Give the listing again character for character, but drop the images.
--- start ---
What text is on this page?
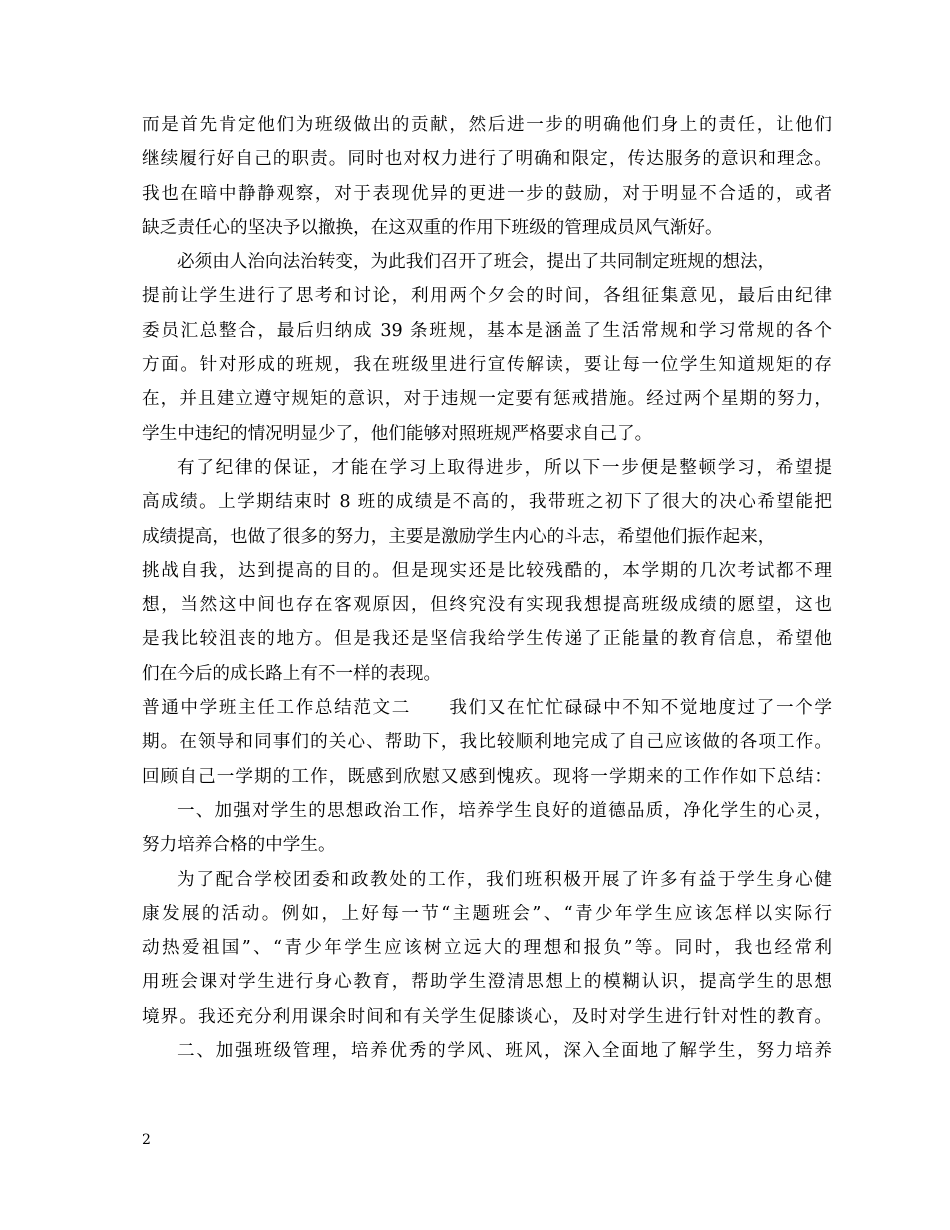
而是首先肯定他们为班级做出的贡献，然后进一步的明确他们身上的责任，让他们
继续履行好自己的职责。同时也对权力进行了明确和限定，传达服务的意识和理念。
我也在暗中静静观察，对于表现优异的更进一步的鼓励，对于明显不合适的，或者
缺乏责任心的坚决予以撤换，在这双重的作用下班级的管理成员风气渐好。
必须由人治向法治转变，为此我们召开了班会，提出了共同制定班规的想法，
提前让学生进行了思考和讨论，利用两个夕会的时间，各组征集意见，最后由纪律
委员汇总整合，最后归纳成 39 条班规，基本是涵盖了生活常规和学习常规的各个
方面。针对形成的班规，我在班级里进行宣传解读，要让每一位学生知道规矩的存
在，并且建立遵守规矩的意识，对于违规一定要有惩戒措施。经过两个星期的努力，
学生中违纪的情况明显少了，他们能够对照班规严格要求自己了。
有了纪律的保证，才能在学习上取得进步，所以下一步便是整顿学习，希望提
高成绩。上学期结束时 8 班的成绩是不高的，我带班之初下了很大的决心希望能把
成绩提高，也做了很多的努力，主要是激励学生内心的斗志，希望他们振作起来，
挑战自我，达到提高的目的。但是现实还是比较残酷的，本学期的几次考试都不理
想，当然这中间也存在客观原因，但终究没有实现我想提高班级成绩的愿望，这也
是我比较沮丧的地方。但是我还是坚信我给学生传递了正能量的教育信息，希望他
们在今后的成长路上有不一样的表现。
普通中学班主任工作总结范文二　　我们又在忙忙碌碌中不知不觉地度过了一个学
期。在领导和同事们的关心、帮助下，我比较顺利地完成了自己应该做的各项工作。
回顾自己一学期的工作，既感到欣慰又感到愧疚。现将一学期来的工作作如下总结：
一、加强对学生的思想政治工作，培养学生良好的道德品质，净化学生的心灵，
努力培养合格的中学生。
为了配合学校团委和政教处的工作，我们班积极开展了许多有益于学生身心健
康发展的活动。例如，上好每一节“主题班会”、“青少年学生应该怎样以实际行
动热爱祖国”、“青少年学生应该树立远大的理想和报负”等。同时，我也经常利
用班会课对学生进行身心教育，帮助学生澄清思想上的模糊认识，提高学生的思想
境界。我还充分利用课余时间和有关学生促膝谈心，及时对学生进行针对性的教育。
二、加强班级管理，培养优秀的学风、班风，深入全面地了解学生，努力培养
2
--- end ---
» **Exercise result**:
What text is on this page?
而是首先肯定他们为班级做出的贡献，然后进一步的明确他们身上的责任，让他们
继续履行好自己的职责。同时也对权力进行了明确和限定，传达服务的意识和理念。
我也在暗中静静观察，对于表现优异的更进一步的鼓励，对于明显不合适的，或者
缺乏责任心的坚决予以撤换，在这双重的作用下班级的管理成员风气渐好。
必须由人治向法治转变，为此我们召开了班会，提出了共同制定班规的想法，
提前让学生进行了思考和讨论，利用两个夕会的时间，各组征集意见，最后由纪律
委员汇总整合，最后归纳成 39 条班规，基本是涵盖了生活常规和学习常规的各个
方面。针对形成的班规，我在班级里进行宣传解读，要让每一位学生知道规矩的存
在，并且建立遵守规矩的意识，对于违规一定要有惩戒措施。经过两个星期的努力，
学生中违纪的情况明显少了，他们能够对照班规严格要求自己了。
有了纪律的保证，才能在学习上取得进步，所以下一步便是整顿学习，希望提
高成绩。上学期结束时 8 班的成绩是不高的，我带班之初下了很大的决心希望能把
成绩提高，也做了很多的努力，主要是激励学生内心的斗志，希望他们振作起来，
挑战自我，达到提高的目的。但是现实还是比较残酷的，本学期的几次考试都不理
想，当然这中间也存在客观原因，但终究没有实现我想提高班级成绩的愿望，这也
是我比较沮丧的地方。但是我还是坚信我给学生传递了正能量的教育信息，希望他
们在今后的成长路上有不一样的表现。
普通中学班主任工作总结范文二　　我们又在忙忙碌碌中不知不觉地度过了一个学
期。在领导和同事们的关心、帮助下，我比较顺利地完成了自己应该做的各项工作。
回顾自己一学期的工作，既感到欣慰又感到愧疚。现将一学期来的工作作如下总结：
一、加强对学生的思想政治工作，培养学生良好的道德品质，净化学生的心灵，
努力培养合格的中学生。
为了配合学校团委和政教处的工作，我们班积极开展了许多有益于学生身心健
康发展的活动。例如，上好每一节“主题班会”、“青少年学生应该怎样以实际行
动热爱祖国”、“青少年学生应该树立远大的理想和报负”等。同时，我也经常利
用班会课对学生进行身心教育，帮助学生澄清思想上的模糊认识，提高学生的思想
境界。我还充分利用课余时间和有关学生促膝谈心，及时对学生进行针对性的教育。
二、加强班级管理，培养优秀的学风、班风，深入全面地了解学生，努力培养
2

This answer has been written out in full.